--- start ENTRIES ---
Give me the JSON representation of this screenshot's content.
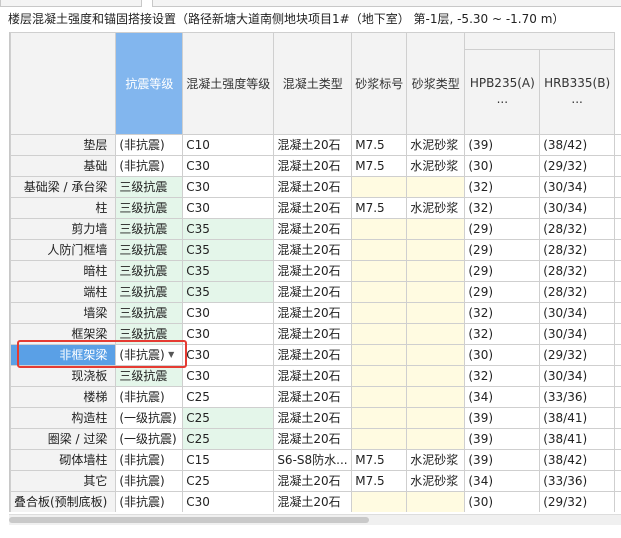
{
  "title": "楼层混凝土强度和锚固搭接设置（路径新塘大道南侧地块项目1#（地下室）  第-1层, -5.30 ~ -1.70 m）",
  "columns": [
    "抗震等级",
    "混凝土强度等级",
    "混凝土类型",
    "砂浆标号",
    "砂浆类型",
    "HPB235(A)\n...",
    "HRB335(B)\n..."
  ],
  "colors": {
    "selected_header": "#82b6ee",
    "active_row": "#5aa0e6",
    "seismic_fill": "#e4f6ea",
    "mortar_fill": "#fffbe1",
    "highlight_border": "#e53b32"
  },
  "rows": [
    {
      "name": "垫层",
      "seismic": "(非抗震)",
      "grade": "C10",
      "concrete": "混凝土20石",
      "mortar_grade": "M7.5",
      "mortar_type": "水泥砂浆",
      "hpb": "(39)",
      "hrb": "(38/42)"
    },
    {
      "name": "基础",
      "seismic": "(非抗震)",
      "grade": "C30",
      "concrete": "混凝土20石",
      "mortar_grade": "M7.5",
      "mortar_type": "水泥砂浆",
      "hpb": "(30)",
      "hrb": "(29/32)"
    },
    {
      "name": "基础梁 / 承台梁",
      "seismic": "三级抗震",
      "grade": "C30",
      "concrete": "混凝土20石",
      "mortar_grade": "",
      "mortar_type": "",
      "hpb": "(32)",
      "hrb": "(30/34)"
    },
    {
      "name": "柱",
      "seismic": "三级抗震",
      "grade": "C30",
      "concrete": "混凝土20石",
      "mortar_grade": "M7.5",
      "mortar_type": "水泥砂浆",
      "hpb": "(32)",
      "hrb": "(30/34)"
    },
    {
      "name": "剪力墙",
      "seismic": "三级抗震",
      "grade": "C35",
      "concrete": "混凝土20石",
      "mortar_grade": "",
      "mortar_type": "",
      "hpb": "(29)",
      "hrb": "(28/32)"
    },
    {
      "name": "人防门框墙",
      "seismic": "三级抗震",
      "grade": "C35",
      "concrete": "混凝土20石",
      "mortar_grade": "",
      "mortar_type": "",
      "hpb": "(29)",
      "hrb": "(28/32)"
    },
    {
      "name": "暗柱",
      "seismic": "三级抗震",
      "grade": "C35",
      "concrete": "混凝土20石",
      "mortar_grade": "",
      "mortar_type": "",
      "hpb": "(29)",
      "hrb": "(28/32)"
    },
    {
      "name": "端柱",
      "seismic": "三级抗震",
      "grade": "C35",
      "concrete": "混凝土20石",
      "mortar_grade": "",
      "mortar_type": "",
      "hpb": "(29)",
      "hrb": "(28/32)"
    },
    {
      "name": "墙梁",
      "seismic": "三级抗震",
      "grade": "C30",
      "concrete": "混凝土20石",
      "mortar_grade": "",
      "mortar_type": "",
      "hpb": "(32)",
      "hrb": "(30/34)"
    },
    {
      "name": "框架梁",
      "seismic": "三级抗震",
      "grade": "C30",
      "concrete": "混凝土20石",
      "mortar_grade": "",
      "mortar_type": "",
      "hpb": "(32)",
      "hrb": "(30/34)"
    },
    {
      "name": "非框架梁",
      "seismic": "(非抗震)",
      "grade": "C30",
      "concrete": "混凝土20石",
      "mortar_grade": "",
      "mortar_type": "",
      "hpb": "(30)",
      "hrb": "(29/32)"
    },
    {
      "name": "现浇板",
      "seismic": "三级抗震",
      "grade": "C30",
      "concrete": "混凝土20石",
      "mortar_grade": "",
      "mortar_type": "",
      "hpb": "(32)",
      "hrb": "(30/34)"
    },
    {
      "name": "楼梯",
      "seismic": "(非抗震)",
      "grade": "C25",
      "concrete": "混凝土20石",
      "mortar_grade": "",
      "mortar_type": "",
      "hpb": "(34)",
      "hrb": "(33/36)"
    },
    {
      "name": "构造柱",
      "seismic": "(一级抗震)",
      "grade": "C25",
      "concrete": "混凝土20石",
      "mortar_grade": "",
      "mortar_type": "",
      "hpb": "(39)",
      "hrb": "(38/41)"
    },
    {
      "name": "圈梁 / 过梁",
      "seismic": "(一级抗震)",
      "grade": "C25",
      "concrete": "混凝土20石",
      "mortar_grade": "",
      "mortar_type": "",
      "hpb": "(39)",
      "hrb": "(38/41)"
    },
    {
      "name": "砌体墙柱",
      "seismic": "(非抗震)",
      "grade": "C15",
      "concrete": "S6-S8防水...",
      "mortar_grade": "M7.5",
      "mortar_type": "水泥砂浆",
      "hpb": "(39)",
      "hrb": "(38/42)"
    },
    {
      "name": "其它",
      "seismic": "(非抗震)",
      "grade": "C25",
      "concrete": "混凝土20石",
      "mortar_grade": "M7.5",
      "mortar_type": "水泥砂浆",
      "hpb": "(34)",
      "hrb": "(33/36)"
    },
    {
      "name": "叠合板(预制底板)",
      "seismic": "(非抗震)",
      "grade": "C30",
      "concrete": "混凝土20石",
      "mortar_grade": "",
      "mortar_type": "",
      "hpb": "(30)",
      "hrb": "(29/32)"
    }
  ],
  "seismic_highlight": [
    2,
    3,
    4,
    5,
    6,
    7,
    8,
    9,
    11
  ],
  "grade_highlight": [
    4,
    5,
    6,
    7,
    13,
    14
  ],
  "mortar_highlight": [
    2,
    4,
    5,
    6,
    7,
    8,
    9,
    10,
    11,
    12,
    13,
    14,
    17
  ],
  "active_row": 10,
  "dropdown_row": 10
}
--- end ENTRIES ---
Transcribe every entry above exactly. Omit all pictures.

> **REPLY**
Give me the JSON representation of this screenshot's content.
{
  "title": "楼层混凝土强度和锚固搭接设置（路径新塘大道南侧地块项目1#（地下室）  第-1层, -5.30 ~ -1.70 m）",
  "columns": [
    "抗震等级",
    "混凝土强度等级",
    "混凝土类型",
    "砂浆标号",
    "砂浆类型",
    "HPB235(A)\n...",
    "HRB335(B)\n..."
  ],
  "colors": {
    "selected_header": "#82b6ee",
    "active_row": "#5aa0e6",
    "seismic_fill": "#e4f6ea",
    "mortar_fill": "#fffbe1",
    "highlight_border": "#e53b32"
  },
  "rows": [
    {
      "name": "垫层",
      "seismic": "(非抗震)",
      "grade": "C10",
      "concrete": "混凝土20石",
      "mortar_grade": "M7.5",
      "mortar_type": "水泥砂浆",
      "hpb": "(39)",
      "hrb": "(38/42)"
    },
    {
      "name": "基础",
      "seismic": "(非抗震)",
      "grade": "C30",
      "concrete": "混凝土20石",
      "mortar_grade": "M7.5",
      "mortar_type": "水泥砂浆",
      "hpb": "(30)",
      "hrb": "(29/32)"
    },
    {
      "name": "基础梁 / 承台梁",
      "seismic": "三级抗震",
      "grade": "C30",
      "concrete": "混凝土20石",
      "mortar_grade": "",
      "mortar_type": "",
      "hpb": "(32)",
      "hrb": "(30/34)"
    },
    {
      "name": "柱",
      "seismic": "三级抗震",
      "grade": "C30",
      "concrete": "混凝土20石",
      "mortar_grade": "M7.5",
      "mortar_type": "水泥砂浆",
      "hpb": "(32)",
      "hrb": "(30/34)"
    },
    {
      "name": "剪力墙",
      "seismic": "三级抗震",
      "grade": "C35",
      "concrete": "混凝土20石",
      "mortar_grade": "",
      "mortar_type": "",
      "hpb": "(29)",
      "hrb": "(28/32)"
    },
    {
      "name": "人防门框墙",
      "seismic": "三级抗震",
      "grade": "C35",
      "concrete": "混凝土20石",
      "mortar_grade": "",
      "mortar_type": "",
      "hpb": "(29)",
      "hrb": "(28/32)"
    },
    {
      "name": "暗柱",
      "seismic": "三级抗震",
      "grade": "C35",
      "concrete": "混凝土20石",
      "mortar_grade": "",
      "mortar_type": "",
      "hpb": "(29)",
      "hrb": "(28/32)"
    },
    {
      "name": "端柱",
      "seismic": "三级抗震",
      "grade": "C35",
      "concrete": "混凝土20石",
      "mortar_grade": "",
      "mortar_type": "",
      "hpb": "(29)",
      "hrb": "(28/32)"
    },
    {
      "name": "墙梁",
      "seismic": "三级抗震",
      "grade": "C30",
      "concrete": "混凝土20石",
      "mortar_grade": "",
      "mortar_type": "",
      "hpb": "(32)",
      "hrb": "(30/34)"
    },
    {
      "name": "框架梁",
      "seismic": "三级抗震",
      "grade": "C30",
      "concrete": "混凝土20石",
      "mortar_grade": "",
      "mortar_type": "",
      "hpb": "(32)",
      "hrb": "(30/34)"
    },
    {
      "name": "非框架梁",
      "seismic": "(非抗震)",
      "grade": "C30",
      "concrete": "混凝土20石",
      "mortar_grade": "",
      "mortar_type": "",
      "hpb": "(30)",
      "hrb": "(29/32)"
    },
    {
      "name": "现浇板",
      "seismic": "三级抗震",
      "grade": "C30",
      "concrete": "混凝土20石",
      "mortar_grade": "",
      "mortar_type": "",
      "hpb": "(32)",
      "hrb": "(30/34)"
    },
    {
      "name": "楼梯",
      "seismic": "(非抗震)",
      "grade": "C25",
      "concrete": "混凝土20石",
      "mortar_grade": "",
      "mortar_type": "",
      "hpb": "(34)",
      "hrb": "(33/36)"
    },
    {
      "name": "构造柱",
      "seismic": "(一级抗震)",
      "grade": "C25",
      "concrete": "混凝土20石",
      "mortar_grade": "",
      "mortar_type": "",
      "hpb": "(39)",
      "hrb": "(38/41)"
    },
    {
      "name": "圈梁 / 过梁",
      "seismic": "(一级抗震)",
      "grade": "C25",
      "concrete": "混凝土20石",
      "mortar_grade": "",
      "mortar_type": "",
      "hpb": "(39)",
      "hrb": "(38/41)"
    },
    {
      "name": "砌体墙柱",
      "seismic": "(非抗震)",
      "grade": "C15",
      "concrete": "S6-S8防水...",
      "mortar_grade": "M7.5",
      "mortar_type": "水泥砂浆",
      "hpb": "(39)",
      "hrb": "(38/42)"
    },
    {
      "name": "其它",
      "seismic": "(非抗震)",
      "grade": "C25",
      "concrete": "混凝土20石",
      "mortar_grade": "M7.5",
      "mortar_type": "水泥砂浆",
      "hpb": "(34)",
      "hrb": "(33/36)"
    },
    {
      "name": "叠合板(预制底板)",
      "seismic": "(非抗震)",
      "grade": "C30",
      "concrete": "混凝土20石",
      "mortar_grade": "",
      "mortar_type": "",
      "hpb": "(30)",
      "hrb": "(29/32)"
    }
  ],
  "seismic_highlight": [
    2,
    3,
    4,
    5,
    6,
    7,
    8,
    9,
    11
  ],
  "grade_highlight": [
    4,
    5,
    6,
    7,
    13,
    14
  ],
  "mortar_highlight": [
    2,
    4,
    5,
    6,
    7,
    8,
    9,
    10,
    11,
    12,
    13,
    14,
    17
  ],
  "active_row": 10,
  "dropdown_row": 10
}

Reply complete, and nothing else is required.